Excerpts from a figure dataset
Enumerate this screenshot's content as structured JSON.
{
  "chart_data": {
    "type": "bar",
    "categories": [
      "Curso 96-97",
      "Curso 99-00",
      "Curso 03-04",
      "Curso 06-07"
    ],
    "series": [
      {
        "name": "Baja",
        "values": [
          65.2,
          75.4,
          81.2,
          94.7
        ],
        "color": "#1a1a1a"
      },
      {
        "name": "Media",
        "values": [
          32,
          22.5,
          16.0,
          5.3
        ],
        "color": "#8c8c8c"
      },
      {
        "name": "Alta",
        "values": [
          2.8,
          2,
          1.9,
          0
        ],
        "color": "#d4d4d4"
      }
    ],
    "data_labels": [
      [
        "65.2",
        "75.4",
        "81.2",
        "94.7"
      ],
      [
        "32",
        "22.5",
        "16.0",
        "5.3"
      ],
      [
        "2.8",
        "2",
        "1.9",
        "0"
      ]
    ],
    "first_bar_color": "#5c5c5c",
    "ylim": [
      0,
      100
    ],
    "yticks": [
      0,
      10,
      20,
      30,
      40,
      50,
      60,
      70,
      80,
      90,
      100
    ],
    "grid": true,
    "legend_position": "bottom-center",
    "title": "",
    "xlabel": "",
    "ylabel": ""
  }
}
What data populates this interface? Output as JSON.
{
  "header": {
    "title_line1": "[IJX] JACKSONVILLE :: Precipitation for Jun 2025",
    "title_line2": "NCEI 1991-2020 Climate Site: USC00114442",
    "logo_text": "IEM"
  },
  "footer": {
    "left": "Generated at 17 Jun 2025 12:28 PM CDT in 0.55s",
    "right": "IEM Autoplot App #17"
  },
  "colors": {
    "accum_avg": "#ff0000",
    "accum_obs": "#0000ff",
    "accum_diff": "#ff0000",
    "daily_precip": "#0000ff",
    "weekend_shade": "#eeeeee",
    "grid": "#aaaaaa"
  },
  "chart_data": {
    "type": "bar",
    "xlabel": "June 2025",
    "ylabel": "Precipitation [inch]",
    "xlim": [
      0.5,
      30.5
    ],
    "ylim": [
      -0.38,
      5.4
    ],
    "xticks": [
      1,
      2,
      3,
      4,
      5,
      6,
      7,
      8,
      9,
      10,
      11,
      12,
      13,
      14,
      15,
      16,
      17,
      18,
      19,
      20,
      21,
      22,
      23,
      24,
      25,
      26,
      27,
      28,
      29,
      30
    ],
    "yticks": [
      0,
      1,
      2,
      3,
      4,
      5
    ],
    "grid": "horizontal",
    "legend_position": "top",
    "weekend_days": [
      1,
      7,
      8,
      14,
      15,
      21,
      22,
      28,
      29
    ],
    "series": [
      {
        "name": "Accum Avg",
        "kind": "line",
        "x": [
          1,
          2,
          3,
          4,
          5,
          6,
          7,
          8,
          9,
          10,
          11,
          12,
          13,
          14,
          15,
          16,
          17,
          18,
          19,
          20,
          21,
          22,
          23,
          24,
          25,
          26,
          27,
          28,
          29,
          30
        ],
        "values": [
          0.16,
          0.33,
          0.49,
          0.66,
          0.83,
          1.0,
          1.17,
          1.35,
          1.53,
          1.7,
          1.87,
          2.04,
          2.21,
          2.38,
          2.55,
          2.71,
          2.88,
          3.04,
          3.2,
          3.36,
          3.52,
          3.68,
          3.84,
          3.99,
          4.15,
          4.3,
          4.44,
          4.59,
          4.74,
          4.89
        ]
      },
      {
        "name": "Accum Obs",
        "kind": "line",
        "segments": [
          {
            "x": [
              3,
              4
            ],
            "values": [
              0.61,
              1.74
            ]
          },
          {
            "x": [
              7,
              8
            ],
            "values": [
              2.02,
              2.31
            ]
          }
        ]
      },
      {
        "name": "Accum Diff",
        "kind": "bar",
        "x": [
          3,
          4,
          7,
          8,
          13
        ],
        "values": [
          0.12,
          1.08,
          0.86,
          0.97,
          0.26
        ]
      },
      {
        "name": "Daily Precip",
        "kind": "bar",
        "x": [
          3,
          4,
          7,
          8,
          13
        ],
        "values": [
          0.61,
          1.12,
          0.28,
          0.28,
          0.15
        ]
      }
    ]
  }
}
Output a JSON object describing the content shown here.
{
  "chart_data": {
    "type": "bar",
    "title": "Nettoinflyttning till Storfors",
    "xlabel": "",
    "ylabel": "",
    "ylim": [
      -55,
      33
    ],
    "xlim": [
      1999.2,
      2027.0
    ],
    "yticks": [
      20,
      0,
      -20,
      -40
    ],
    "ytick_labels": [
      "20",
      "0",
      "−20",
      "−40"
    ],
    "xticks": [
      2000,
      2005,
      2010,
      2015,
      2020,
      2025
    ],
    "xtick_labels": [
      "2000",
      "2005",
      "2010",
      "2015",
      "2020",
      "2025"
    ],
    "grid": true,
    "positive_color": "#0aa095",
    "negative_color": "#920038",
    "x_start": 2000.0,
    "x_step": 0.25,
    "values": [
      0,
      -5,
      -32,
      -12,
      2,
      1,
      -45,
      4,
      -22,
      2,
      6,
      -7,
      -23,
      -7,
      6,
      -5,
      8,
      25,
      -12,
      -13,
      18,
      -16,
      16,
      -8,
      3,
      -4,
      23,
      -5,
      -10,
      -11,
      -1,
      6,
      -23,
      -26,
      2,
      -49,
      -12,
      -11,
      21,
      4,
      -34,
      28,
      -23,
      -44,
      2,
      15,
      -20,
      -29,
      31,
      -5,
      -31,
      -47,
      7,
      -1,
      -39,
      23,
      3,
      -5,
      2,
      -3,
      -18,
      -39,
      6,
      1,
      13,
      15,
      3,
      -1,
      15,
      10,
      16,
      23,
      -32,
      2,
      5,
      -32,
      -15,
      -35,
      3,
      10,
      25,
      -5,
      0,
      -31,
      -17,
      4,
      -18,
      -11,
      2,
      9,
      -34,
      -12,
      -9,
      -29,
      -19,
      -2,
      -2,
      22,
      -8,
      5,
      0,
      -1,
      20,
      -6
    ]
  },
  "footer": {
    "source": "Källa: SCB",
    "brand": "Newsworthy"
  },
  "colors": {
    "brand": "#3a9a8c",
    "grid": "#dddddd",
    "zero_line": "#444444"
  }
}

YOUR GOAL:
Find every line with "this" in the listing and state how many there are, nothing else.

RESPONSE:
2